BEGIN Input data
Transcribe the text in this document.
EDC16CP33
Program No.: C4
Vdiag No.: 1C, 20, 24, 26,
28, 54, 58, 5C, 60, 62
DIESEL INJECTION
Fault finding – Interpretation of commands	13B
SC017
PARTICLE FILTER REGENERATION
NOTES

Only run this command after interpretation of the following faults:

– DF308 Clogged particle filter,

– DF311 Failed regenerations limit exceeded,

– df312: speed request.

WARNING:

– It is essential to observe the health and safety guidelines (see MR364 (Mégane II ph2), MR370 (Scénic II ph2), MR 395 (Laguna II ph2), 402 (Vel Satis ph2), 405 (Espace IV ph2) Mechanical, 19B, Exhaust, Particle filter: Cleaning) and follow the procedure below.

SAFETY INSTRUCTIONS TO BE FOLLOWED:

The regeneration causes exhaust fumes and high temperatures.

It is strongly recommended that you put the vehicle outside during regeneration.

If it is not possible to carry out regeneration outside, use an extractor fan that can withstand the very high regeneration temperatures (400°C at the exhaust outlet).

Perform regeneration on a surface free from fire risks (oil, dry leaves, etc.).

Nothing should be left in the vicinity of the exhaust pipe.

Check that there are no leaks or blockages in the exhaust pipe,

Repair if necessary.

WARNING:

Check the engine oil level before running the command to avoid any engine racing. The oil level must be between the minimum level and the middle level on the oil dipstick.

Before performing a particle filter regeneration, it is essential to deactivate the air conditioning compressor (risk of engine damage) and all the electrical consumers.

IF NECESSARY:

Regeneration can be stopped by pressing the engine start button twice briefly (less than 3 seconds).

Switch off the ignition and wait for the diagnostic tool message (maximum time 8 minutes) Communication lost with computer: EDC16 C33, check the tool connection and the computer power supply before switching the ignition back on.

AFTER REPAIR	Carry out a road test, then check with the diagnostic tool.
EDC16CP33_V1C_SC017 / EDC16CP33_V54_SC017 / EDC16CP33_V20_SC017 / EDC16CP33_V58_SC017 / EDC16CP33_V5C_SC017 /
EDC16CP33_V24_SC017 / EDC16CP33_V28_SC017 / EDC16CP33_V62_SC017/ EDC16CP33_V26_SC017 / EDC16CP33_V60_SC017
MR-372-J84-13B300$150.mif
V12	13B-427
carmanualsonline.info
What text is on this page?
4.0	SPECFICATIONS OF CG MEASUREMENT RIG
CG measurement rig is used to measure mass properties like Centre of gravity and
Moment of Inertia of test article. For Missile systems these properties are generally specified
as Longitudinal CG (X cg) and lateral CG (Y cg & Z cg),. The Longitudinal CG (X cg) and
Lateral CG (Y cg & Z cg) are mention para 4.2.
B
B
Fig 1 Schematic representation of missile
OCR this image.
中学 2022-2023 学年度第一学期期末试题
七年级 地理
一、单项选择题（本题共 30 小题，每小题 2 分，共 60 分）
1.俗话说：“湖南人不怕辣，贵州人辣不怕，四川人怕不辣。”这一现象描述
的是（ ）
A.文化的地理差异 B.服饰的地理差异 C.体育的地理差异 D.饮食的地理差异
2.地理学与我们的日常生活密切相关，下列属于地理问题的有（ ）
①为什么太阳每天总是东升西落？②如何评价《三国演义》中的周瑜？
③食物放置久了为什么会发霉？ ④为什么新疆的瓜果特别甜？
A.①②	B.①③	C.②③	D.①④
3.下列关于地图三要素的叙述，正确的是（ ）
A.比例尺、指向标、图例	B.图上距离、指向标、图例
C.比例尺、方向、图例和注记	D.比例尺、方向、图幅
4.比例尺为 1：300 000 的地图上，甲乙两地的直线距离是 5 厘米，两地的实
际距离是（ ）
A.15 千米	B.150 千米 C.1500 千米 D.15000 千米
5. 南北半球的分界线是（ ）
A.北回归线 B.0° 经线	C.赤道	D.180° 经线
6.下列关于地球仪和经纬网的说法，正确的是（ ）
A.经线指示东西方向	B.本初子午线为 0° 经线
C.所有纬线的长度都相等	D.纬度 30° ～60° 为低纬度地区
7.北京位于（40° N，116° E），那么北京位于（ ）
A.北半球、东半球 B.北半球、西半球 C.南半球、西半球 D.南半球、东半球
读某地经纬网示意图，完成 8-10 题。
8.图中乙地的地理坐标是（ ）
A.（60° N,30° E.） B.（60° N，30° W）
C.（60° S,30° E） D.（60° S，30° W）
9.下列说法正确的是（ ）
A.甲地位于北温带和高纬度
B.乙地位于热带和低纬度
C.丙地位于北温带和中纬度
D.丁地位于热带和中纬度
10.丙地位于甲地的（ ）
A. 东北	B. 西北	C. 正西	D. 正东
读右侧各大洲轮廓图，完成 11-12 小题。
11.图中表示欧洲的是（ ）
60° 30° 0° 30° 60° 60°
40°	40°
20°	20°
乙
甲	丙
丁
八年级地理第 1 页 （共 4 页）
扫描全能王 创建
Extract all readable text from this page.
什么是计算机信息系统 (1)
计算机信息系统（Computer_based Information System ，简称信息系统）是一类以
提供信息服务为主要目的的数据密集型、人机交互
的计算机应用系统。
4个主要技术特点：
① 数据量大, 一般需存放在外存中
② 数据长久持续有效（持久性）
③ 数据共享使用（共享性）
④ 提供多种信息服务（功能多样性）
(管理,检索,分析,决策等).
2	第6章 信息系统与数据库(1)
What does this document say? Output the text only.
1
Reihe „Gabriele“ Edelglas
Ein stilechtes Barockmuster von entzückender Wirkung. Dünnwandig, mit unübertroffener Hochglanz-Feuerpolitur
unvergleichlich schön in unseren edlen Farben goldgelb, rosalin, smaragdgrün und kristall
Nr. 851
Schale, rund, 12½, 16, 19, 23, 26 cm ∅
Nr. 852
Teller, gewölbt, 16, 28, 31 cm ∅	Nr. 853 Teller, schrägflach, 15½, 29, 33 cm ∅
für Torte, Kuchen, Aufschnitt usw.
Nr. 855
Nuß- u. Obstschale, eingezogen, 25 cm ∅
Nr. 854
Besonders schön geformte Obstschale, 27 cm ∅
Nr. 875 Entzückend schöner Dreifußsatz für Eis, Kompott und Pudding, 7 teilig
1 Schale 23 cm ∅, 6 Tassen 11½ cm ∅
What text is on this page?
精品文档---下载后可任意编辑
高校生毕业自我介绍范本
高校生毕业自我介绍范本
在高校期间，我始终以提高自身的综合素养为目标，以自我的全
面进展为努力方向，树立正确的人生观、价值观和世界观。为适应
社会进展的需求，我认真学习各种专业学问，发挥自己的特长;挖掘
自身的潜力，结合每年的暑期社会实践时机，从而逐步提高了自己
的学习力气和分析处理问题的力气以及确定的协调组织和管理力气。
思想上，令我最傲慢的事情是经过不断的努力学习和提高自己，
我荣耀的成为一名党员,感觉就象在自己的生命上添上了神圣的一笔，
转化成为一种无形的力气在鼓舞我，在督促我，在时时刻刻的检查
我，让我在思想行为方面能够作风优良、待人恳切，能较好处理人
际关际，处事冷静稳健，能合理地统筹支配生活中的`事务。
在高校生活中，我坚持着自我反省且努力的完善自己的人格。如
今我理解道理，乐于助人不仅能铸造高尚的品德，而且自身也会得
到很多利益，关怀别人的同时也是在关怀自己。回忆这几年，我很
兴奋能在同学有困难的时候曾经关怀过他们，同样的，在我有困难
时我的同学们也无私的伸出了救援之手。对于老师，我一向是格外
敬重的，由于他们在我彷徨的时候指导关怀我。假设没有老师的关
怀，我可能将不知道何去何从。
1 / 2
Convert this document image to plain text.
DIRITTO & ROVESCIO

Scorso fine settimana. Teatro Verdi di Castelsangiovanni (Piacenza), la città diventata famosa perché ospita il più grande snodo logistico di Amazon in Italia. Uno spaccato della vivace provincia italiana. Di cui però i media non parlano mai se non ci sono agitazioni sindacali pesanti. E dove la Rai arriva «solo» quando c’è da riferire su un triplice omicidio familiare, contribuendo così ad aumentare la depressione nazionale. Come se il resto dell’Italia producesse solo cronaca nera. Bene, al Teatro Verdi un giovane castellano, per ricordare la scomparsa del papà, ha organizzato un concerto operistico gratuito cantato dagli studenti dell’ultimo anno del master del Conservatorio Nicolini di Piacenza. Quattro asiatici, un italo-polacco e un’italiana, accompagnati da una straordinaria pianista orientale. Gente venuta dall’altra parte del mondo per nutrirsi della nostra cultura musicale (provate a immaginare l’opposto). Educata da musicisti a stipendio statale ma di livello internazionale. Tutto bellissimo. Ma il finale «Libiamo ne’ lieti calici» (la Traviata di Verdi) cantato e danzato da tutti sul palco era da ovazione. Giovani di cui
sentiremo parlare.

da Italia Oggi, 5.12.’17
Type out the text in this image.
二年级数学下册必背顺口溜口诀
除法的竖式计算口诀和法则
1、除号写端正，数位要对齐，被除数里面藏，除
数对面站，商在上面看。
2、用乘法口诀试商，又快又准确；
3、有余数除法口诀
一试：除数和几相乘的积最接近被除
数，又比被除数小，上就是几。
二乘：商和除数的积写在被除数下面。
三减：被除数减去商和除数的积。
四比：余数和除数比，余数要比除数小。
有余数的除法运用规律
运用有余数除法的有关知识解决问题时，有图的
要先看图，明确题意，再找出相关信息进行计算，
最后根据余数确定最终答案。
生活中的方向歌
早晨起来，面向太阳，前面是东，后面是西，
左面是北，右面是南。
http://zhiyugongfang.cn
END Input data
Looking at the material above, count the lines that hold "outside" and give the total alone.

2